◆ Directions:
Copy, from the entries below, each line where the word "experiences" can be found.

--- Start of Records supplied ---

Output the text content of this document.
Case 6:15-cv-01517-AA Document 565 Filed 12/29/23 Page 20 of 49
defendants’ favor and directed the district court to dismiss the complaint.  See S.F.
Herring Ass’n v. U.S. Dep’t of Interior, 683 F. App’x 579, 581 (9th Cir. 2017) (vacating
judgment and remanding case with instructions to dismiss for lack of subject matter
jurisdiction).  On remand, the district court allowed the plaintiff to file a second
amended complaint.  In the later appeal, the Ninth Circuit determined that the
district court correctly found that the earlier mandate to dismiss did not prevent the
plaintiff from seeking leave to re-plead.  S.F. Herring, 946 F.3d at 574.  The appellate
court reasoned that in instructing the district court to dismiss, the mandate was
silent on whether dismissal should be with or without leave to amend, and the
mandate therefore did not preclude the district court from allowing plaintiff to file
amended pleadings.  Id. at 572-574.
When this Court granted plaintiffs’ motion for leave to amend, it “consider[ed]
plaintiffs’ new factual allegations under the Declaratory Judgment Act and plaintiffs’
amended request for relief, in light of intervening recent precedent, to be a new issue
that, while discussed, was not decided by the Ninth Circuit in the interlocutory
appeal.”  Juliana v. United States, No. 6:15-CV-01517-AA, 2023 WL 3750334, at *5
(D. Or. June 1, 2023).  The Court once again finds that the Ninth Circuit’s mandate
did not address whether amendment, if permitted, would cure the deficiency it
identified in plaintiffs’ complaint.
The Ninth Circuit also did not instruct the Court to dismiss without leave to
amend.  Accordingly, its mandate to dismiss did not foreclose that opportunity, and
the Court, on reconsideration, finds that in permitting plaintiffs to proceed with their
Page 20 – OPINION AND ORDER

--- End of Records supplied ---
--- Start of Records supplied ---

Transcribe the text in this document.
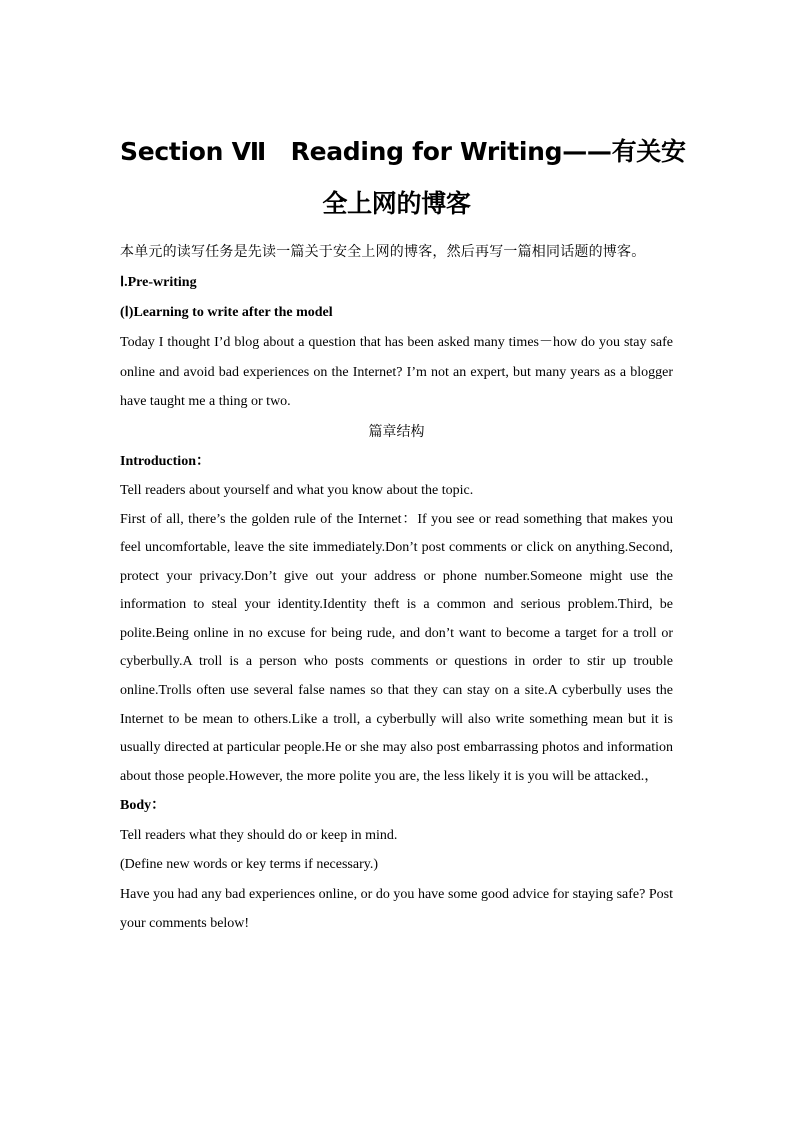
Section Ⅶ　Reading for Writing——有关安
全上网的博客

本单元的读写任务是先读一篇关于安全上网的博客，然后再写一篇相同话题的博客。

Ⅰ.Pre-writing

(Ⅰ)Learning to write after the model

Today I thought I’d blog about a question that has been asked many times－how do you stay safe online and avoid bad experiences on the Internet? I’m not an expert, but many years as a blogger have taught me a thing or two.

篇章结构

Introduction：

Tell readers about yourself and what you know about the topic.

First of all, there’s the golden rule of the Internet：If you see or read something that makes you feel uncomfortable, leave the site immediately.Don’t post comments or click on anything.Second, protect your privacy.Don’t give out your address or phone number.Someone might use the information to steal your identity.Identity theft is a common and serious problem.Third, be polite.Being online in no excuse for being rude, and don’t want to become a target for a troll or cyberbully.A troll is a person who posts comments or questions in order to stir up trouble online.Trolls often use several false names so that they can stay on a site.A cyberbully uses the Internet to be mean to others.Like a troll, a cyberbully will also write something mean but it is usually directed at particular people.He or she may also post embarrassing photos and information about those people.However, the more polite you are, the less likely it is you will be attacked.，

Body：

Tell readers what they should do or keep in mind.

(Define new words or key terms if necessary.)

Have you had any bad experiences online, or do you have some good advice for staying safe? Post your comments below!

--- End of Records supplied ---
--- Start of Records supplied ---

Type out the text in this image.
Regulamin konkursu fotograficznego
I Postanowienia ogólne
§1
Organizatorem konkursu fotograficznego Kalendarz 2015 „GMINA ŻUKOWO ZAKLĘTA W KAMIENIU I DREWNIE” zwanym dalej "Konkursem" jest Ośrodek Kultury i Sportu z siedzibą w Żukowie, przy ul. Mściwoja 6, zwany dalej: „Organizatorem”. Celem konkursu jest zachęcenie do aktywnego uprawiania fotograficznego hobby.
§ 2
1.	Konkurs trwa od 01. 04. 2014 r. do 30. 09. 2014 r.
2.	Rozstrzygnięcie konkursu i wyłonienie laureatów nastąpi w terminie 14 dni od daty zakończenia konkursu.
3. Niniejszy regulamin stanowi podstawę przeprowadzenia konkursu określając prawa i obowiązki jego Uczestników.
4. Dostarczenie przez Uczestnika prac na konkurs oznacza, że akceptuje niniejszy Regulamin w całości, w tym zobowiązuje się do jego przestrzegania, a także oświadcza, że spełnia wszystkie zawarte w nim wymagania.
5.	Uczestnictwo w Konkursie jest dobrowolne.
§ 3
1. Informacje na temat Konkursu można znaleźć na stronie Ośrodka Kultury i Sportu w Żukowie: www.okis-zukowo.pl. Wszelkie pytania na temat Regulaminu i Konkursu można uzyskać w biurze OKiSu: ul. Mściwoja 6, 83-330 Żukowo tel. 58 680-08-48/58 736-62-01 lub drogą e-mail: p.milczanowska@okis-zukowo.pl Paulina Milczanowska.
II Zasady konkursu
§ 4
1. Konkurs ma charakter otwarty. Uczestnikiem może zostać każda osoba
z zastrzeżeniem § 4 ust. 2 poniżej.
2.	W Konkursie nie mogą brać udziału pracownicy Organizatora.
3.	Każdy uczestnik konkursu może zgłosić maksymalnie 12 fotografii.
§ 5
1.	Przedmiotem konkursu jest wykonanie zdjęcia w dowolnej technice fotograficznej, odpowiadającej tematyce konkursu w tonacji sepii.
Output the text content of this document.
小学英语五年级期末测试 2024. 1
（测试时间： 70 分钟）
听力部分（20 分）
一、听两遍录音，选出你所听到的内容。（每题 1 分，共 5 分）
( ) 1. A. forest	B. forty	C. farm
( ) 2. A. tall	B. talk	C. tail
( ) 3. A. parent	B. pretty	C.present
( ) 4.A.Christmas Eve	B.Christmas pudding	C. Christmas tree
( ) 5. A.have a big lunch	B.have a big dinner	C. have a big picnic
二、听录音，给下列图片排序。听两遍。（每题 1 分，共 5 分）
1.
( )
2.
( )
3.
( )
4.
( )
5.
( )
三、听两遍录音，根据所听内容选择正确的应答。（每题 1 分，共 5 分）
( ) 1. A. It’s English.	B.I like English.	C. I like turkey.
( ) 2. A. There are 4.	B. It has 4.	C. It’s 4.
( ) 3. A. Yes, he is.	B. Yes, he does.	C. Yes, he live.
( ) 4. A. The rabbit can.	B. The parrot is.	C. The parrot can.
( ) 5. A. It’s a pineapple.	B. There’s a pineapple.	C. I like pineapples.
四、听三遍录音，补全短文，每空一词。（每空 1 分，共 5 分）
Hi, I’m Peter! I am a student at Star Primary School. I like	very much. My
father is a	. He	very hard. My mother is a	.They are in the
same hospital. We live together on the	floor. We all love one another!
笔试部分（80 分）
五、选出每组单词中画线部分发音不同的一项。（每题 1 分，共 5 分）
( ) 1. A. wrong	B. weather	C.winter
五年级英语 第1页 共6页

--- End of Records supplied ---

◆ Problem solution:
Today I thought I’d blog about a question that has been asked many times－how do you stay safe online and avoid bad experiences on the Internet? I’m not an expert, but many years as a blogger have taught me a thing or two.
Have you had any bad experiences online, or do you have some good advice for staying safe? Post your comments below!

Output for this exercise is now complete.